Copy out the data exactly, leaving the pictures behind.
(begin)
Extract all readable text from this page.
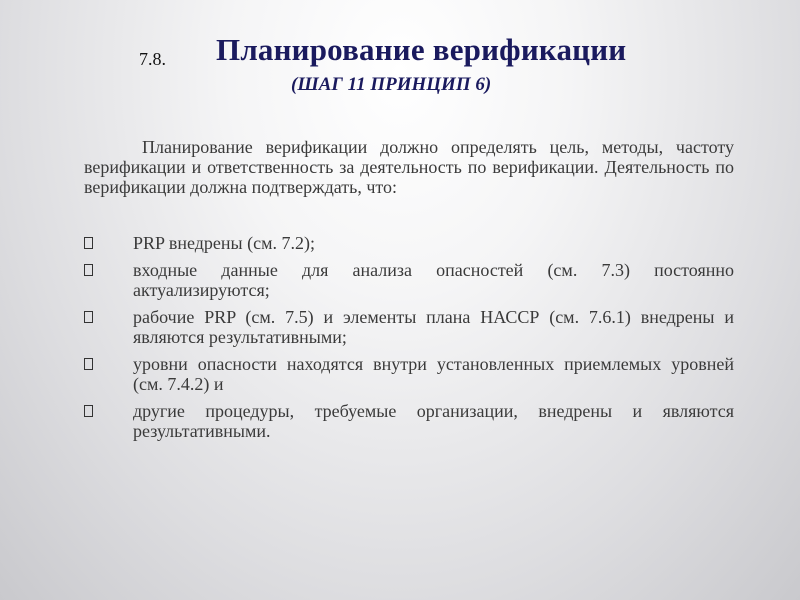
7.8. Планирование верификации
(ШАГ 11 ПРИНЦИП 6)

Планирование верификации должно определять цель, методы, частоту верификации и ответственность за деятельность по верификации. Деятельность по верификации должна подтверждать, что:

PRP внедрены (см. 7.2);
входные данные для анализа опасностей (см. 7.3) постоянно актуализируются;
рабочие PRP (см. 7.5) и элементы плана НАССР (см. 7.6.1) внедрены и являются результативными;
уровни опасности находятся внутри установленных приемлемых уровней (см. 7.4.2) и
другие процедуры, требуемые организации, внедрены и являются результативными.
(end)
(Exercise solution)
Extract all readable text from this page.
7.8. Планирование верификации
(ШАГ 11 ПРИНЦИП 6)

Планирование верификации должно определять цель, методы, частоту верификации и ответственность за деятельность по верификации. Деятельность по верификации должна подтверждать, что:

PRP внедрены (см. 7.2);
входные данные для анализа опасностей (см. 7.3) постоянно актуализируются;
рабочие PRP (см. 7.5) и элементы плана НАССР (см. 7.6.1) внедрены и являются результативными;
уровни опасности находятся внутри установленных приемлемых уровней (см. 7.4.2) и
другие процедуры, требуемые организации, внедрены и являются результативными.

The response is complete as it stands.